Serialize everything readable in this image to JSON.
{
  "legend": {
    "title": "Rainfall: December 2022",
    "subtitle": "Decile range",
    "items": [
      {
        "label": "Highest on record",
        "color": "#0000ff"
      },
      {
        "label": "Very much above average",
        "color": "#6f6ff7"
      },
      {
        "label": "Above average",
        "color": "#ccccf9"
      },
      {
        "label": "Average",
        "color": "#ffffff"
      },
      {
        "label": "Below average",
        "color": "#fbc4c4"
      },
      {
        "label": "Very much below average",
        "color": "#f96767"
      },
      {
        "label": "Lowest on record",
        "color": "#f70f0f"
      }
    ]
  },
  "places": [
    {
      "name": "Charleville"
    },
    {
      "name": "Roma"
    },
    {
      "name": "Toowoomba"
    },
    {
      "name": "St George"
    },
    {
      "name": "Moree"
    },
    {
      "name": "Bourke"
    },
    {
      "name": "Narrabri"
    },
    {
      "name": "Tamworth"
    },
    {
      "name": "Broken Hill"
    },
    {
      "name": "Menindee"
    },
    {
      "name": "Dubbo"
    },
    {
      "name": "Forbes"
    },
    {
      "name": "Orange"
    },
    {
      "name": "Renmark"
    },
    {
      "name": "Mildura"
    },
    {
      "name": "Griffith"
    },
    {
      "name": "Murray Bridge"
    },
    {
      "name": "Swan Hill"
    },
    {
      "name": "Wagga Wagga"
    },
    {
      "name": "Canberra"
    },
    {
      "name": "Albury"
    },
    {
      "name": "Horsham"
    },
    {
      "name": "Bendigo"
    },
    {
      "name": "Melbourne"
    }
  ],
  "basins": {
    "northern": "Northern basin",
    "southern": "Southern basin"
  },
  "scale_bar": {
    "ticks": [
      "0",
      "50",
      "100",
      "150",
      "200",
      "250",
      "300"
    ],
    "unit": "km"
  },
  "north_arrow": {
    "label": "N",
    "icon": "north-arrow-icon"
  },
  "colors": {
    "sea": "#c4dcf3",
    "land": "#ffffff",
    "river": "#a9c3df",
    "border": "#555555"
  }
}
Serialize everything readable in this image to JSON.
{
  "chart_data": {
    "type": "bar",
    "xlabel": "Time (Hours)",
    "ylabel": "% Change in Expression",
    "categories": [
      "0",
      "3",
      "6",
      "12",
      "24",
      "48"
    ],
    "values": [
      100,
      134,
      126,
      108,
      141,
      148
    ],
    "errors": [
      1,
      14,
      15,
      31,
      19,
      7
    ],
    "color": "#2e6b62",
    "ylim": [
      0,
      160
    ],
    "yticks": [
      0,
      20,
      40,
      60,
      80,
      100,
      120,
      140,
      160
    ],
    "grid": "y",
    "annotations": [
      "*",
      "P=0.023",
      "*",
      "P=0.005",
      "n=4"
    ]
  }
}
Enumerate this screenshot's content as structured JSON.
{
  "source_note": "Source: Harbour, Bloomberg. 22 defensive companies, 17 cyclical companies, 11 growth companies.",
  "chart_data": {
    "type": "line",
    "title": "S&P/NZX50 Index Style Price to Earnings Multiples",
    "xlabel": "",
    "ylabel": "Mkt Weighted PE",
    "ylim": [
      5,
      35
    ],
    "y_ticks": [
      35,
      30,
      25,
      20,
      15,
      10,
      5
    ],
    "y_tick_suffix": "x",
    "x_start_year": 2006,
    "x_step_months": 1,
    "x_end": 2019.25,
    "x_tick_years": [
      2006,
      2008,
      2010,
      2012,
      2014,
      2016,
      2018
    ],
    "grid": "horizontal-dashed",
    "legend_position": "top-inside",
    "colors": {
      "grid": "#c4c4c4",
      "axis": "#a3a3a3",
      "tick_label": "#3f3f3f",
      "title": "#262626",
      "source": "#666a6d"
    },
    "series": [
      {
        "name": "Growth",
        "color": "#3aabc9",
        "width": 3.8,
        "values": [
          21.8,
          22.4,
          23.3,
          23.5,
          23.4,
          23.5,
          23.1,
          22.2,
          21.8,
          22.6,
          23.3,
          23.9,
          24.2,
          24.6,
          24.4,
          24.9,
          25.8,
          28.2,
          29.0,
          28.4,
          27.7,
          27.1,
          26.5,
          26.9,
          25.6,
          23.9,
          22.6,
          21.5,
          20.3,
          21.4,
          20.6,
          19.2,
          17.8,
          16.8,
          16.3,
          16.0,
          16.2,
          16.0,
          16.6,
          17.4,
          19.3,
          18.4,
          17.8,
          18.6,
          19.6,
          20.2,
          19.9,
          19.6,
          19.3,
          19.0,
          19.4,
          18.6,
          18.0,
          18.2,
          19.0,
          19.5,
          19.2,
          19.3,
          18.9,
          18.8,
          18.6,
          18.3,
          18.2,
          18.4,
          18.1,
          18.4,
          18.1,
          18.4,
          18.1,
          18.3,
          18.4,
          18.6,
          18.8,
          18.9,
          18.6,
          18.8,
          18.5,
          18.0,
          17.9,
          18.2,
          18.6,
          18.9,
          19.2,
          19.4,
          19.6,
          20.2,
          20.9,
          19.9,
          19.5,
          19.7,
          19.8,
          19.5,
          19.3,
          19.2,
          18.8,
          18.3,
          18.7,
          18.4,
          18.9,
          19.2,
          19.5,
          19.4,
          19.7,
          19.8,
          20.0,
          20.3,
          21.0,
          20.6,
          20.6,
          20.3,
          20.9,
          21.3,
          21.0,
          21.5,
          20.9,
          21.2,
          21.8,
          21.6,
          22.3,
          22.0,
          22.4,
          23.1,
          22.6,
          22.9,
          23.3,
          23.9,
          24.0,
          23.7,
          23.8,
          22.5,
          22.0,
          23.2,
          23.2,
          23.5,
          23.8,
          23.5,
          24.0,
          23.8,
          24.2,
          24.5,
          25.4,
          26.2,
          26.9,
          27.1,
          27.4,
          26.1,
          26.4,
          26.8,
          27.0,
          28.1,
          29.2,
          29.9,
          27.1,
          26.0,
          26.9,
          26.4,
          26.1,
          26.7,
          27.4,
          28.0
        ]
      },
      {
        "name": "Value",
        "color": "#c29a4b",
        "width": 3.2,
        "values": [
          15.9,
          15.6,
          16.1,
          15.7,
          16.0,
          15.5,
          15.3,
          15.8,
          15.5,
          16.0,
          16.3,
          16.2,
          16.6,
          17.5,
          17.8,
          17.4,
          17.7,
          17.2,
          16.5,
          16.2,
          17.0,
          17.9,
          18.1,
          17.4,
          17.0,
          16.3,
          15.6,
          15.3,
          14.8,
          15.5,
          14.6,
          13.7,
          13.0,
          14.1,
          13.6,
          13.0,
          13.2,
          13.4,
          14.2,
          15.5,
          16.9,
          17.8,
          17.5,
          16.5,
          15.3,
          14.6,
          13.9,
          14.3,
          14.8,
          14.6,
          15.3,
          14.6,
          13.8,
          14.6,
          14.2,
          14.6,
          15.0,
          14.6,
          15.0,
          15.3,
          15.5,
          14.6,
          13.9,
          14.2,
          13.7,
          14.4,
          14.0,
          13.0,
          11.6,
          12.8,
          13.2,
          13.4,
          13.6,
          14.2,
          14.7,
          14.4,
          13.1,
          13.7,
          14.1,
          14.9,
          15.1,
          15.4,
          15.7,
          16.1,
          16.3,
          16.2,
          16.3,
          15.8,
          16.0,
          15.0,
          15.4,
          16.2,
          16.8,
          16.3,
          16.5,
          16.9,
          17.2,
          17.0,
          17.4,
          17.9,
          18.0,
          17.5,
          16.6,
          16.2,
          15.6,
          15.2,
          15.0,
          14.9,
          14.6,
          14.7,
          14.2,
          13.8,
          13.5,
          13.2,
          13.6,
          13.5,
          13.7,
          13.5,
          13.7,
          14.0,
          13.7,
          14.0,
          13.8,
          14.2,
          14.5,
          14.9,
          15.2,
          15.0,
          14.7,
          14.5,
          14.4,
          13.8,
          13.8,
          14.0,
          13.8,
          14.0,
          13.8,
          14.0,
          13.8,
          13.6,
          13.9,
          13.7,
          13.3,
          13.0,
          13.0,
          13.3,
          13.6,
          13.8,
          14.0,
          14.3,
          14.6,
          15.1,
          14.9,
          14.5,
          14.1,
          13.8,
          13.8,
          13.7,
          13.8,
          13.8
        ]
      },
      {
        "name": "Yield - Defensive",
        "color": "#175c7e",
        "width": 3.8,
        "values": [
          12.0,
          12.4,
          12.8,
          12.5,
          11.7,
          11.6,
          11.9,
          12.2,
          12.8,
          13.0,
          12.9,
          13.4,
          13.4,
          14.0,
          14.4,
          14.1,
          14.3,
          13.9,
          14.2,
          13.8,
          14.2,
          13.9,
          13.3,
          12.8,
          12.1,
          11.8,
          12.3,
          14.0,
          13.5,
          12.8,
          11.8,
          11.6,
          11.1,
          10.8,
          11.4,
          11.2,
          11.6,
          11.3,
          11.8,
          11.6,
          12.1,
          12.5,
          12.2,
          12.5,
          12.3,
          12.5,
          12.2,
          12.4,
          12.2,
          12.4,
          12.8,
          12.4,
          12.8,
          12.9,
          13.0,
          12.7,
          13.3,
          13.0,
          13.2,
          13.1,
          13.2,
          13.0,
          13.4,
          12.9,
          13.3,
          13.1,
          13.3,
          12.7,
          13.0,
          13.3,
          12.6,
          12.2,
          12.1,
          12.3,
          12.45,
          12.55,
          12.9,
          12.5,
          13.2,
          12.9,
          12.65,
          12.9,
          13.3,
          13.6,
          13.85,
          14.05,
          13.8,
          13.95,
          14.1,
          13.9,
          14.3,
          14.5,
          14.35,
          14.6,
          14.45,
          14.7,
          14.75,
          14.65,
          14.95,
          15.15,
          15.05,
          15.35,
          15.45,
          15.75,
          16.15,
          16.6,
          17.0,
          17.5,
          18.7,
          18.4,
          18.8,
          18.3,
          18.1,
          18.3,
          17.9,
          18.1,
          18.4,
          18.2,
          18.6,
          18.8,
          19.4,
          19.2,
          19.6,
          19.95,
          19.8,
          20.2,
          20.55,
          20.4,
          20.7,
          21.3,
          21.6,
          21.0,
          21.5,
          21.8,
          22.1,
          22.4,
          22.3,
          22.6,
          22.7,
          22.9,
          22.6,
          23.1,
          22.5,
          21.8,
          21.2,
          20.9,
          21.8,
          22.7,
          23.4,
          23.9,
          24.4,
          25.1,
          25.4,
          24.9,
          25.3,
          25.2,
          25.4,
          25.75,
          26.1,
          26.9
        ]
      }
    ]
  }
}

> _Directions for this task_: Scan the lines above for "record", then copy every one that has it.

> _Problem solution_:
        "label": "Highest on record",
        "label": "Lowest on record",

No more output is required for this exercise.